Dataset records -

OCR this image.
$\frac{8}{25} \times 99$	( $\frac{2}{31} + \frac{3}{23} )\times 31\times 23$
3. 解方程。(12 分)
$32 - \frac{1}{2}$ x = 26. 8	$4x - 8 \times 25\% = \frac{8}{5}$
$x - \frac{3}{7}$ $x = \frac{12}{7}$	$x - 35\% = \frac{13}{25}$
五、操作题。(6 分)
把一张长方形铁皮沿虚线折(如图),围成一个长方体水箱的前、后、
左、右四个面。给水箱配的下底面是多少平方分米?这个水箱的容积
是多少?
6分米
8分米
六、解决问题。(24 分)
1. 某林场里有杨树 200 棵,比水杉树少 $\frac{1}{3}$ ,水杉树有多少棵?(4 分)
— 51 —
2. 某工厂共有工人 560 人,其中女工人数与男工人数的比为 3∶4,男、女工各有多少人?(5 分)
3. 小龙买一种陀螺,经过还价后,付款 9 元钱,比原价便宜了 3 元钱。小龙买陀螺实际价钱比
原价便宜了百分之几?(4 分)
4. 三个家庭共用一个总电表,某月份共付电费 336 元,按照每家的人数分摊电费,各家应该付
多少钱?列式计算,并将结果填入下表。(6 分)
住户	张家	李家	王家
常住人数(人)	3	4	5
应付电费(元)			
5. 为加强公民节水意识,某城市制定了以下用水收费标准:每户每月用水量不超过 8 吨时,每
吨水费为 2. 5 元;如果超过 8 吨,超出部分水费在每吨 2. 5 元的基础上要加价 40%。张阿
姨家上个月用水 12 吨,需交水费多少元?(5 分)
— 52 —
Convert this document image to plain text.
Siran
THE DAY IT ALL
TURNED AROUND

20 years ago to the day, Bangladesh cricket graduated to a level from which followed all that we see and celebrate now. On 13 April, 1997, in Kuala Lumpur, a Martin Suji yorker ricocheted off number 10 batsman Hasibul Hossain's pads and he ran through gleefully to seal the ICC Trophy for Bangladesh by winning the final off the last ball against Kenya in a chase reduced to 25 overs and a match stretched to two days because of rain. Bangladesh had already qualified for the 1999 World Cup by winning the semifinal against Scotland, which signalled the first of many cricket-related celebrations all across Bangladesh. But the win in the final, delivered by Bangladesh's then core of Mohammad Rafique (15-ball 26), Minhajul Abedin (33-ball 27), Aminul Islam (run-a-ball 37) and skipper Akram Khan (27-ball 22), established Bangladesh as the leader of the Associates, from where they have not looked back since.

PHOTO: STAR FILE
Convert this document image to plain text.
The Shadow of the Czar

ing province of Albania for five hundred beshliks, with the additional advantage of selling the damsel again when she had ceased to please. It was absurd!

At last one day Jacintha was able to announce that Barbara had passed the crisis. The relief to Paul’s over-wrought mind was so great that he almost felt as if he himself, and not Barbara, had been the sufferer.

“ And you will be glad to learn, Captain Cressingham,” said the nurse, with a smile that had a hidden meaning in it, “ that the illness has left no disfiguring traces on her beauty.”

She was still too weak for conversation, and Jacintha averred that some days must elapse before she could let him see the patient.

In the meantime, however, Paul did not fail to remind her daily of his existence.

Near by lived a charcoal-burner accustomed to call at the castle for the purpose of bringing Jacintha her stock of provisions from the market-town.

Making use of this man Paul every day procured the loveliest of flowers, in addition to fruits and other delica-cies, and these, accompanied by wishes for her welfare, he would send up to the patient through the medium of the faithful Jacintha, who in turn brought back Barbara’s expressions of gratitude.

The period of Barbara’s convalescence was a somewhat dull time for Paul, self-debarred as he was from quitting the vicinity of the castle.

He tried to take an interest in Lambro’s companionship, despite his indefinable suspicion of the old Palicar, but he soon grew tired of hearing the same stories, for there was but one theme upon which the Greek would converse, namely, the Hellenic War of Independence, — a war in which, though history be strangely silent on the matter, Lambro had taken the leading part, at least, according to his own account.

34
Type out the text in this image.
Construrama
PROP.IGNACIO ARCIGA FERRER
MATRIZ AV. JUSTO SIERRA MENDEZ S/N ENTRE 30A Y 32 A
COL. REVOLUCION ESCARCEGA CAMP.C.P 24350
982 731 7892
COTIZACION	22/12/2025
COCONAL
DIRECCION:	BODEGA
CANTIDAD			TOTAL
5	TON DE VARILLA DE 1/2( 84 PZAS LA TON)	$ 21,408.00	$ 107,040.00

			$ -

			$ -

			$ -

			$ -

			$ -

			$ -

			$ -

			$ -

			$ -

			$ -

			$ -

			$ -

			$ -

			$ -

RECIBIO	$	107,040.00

Exercise aim - Copy each record from above without leaving any out.

Exercise output -
OCR this image.
$\frac{8}{25} \times 99$	( $\frac{2}{31} + \frac{3}{23} )\times 31\times 23$
3. 解方程。(12 分)
$32 - \frac{1}{2}$ x = 26. 8	$4x - 8 \times 25\% = \frac{8}{5}$
$x - \frac{3}{7}$ $x = \frac{12}{7}$	$x - 35\% = \frac{13}{25}$
五、操作题。(6 分)
把一张长方形铁皮沿虚线折(如图),围成一个长方体水箱的前、后、
左、右四个面。给水箱配的下底面是多少平方分米?这个水箱的容积
是多少?
6分米
8分米
六、解决问题。(24 分)
1. 某林场里有杨树 200 棵,比水杉树少 $\frac{1}{3}$ ,水杉树有多少棵?(4 分)
— 51 —
2. 某工厂共有工人 560 人,其中女工人数与男工人数的比为 3∶4,男、女工各有多少人?(5 分)
3. 小龙买一种陀螺,经过还价后,付款 9 元钱,比原价便宜了 3 元钱。小龙买陀螺实际价钱比
原价便宜了百分之几?(4 分)
4. 三个家庭共用一个总电表,某月份共付电费 336 元,按照每家的人数分摊电费,各家应该付
多少钱?列式计算,并将结果填入下表。(6 分)
住户	张家	李家	王家
常住人数(人)	3	4	5
应付电费(元)			
5. 为加强公民节水意识,某城市制定了以下用水收费标准:每户每月用水量不超过 8 吨时,每
吨水费为 2. 5 元;如果超过 8 吨,超出部分水费在每吨 2. 5 元的基础上要加价 40%。张阿
姨家上个月用水 12 吨,需交水费多少元?(5 分)
— 52 —
Convert this document image to plain text.
Siran
THE DAY IT ALL
TURNED AROUND

20 years ago to the day, Bangladesh cricket graduated to a level from which followed all that we see and celebrate now. On 13 April, 1997, in Kuala Lumpur, a Martin Suji yorker ricocheted off number 10 batsman Hasibul Hossain's pads and he ran through gleefully to seal the ICC Trophy for Bangladesh by winning the final off the last ball against Kenya in a chase reduced to 25 overs and a match stretched to two days because of rain. Bangladesh had already qualified for the 1999 World Cup by winning the semifinal against Scotland, which signalled the first of many cricket-related celebrations all across Bangladesh. But the win in the final, delivered by Bangladesh's then core of Mohammad Rafique (15-ball 26), Minhajul Abedin (33-ball 27), Aminul Islam (run-a-ball 37) and skipper Akram Khan (27-ball 22), established Bangladesh as the leader of the Associates, from where they have not looked back since.

PHOTO: STAR FILE
Convert this document image to plain text.
The Shadow of the Czar

ing province of Albania for five hundred beshliks, with the additional advantage of selling the damsel again when she had ceased to please. It was absurd!

At last one day Jacintha was able to announce that Barbara had passed the crisis. The relief to Paul’s over-wrought mind was so great that he almost felt as if he himself, and not Barbara, had been the sufferer.

“ And you will be glad to learn, Captain Cressingham,” said the nurse, with a smile that had a hidden meaning in it, “ that the illness has left no disfiguring traces on her beauty.”

She was still too weak for conversation, and Jacintha averred that some days must elapse before she could let him see the patient.

In the meantime, however, Paul did not fail to remind her daily of his existence.

Near by lived a charcoal-burner accustomed to call at the castle for the purpose of bringing Jacintha her stock of provisions from the market-town.

Making use of this man Paul every day procured the loveliest of flowers, in addition to fruits and other delica-cies, and these, accompanied by wishes for her welfare, he would send up to the patient through the medium of the faithful Jacintha, who in turn brought back Barbara’s expressions of gratitude.

The period of Barbara’s convalescence was a somewhat dull time for Paul, self-debarred as he was from quitting the vicinity of the castle.

He tried to take an interest in Lambro’s companionship, despite his indefinable suspicion of the old Palicar, but he soon grew tired of hearing the same stories, for there was but one theme upon which the Greek would converse, namely, the Hellenic War of Independence, — a war in which, though history be strangely silent on the matter, Lambro had taken the leading part, at least, according to his own account.

34
Type out the text in this image.
Construrama
PROP.IGNACIO ARCIGA FERRER
MATRIZ AV. JUSTO SIERRA MENDEZ S/N ENTRE 30A Y 32 A
COL. REVOLUCION ESCARCEGA CAMP.C.P 24350
982 731 7892
COTIZACION	22/12/2025
COCONAL
DIRECCION:	BODEGA
CANTIDAD			TOTAL
5	TON DE VARILLA DE 1/2( 84 PZAS LA TON)	$ 21,408.00	$ 107,040.00

			$ -

			$ -

			$ -

			$ -

			$ -

			$ -

			$ -

			$ -

			$ -

			$ -

			$ -

			$ -

			$ -

			$ -

RECIBIO	$	107,040.00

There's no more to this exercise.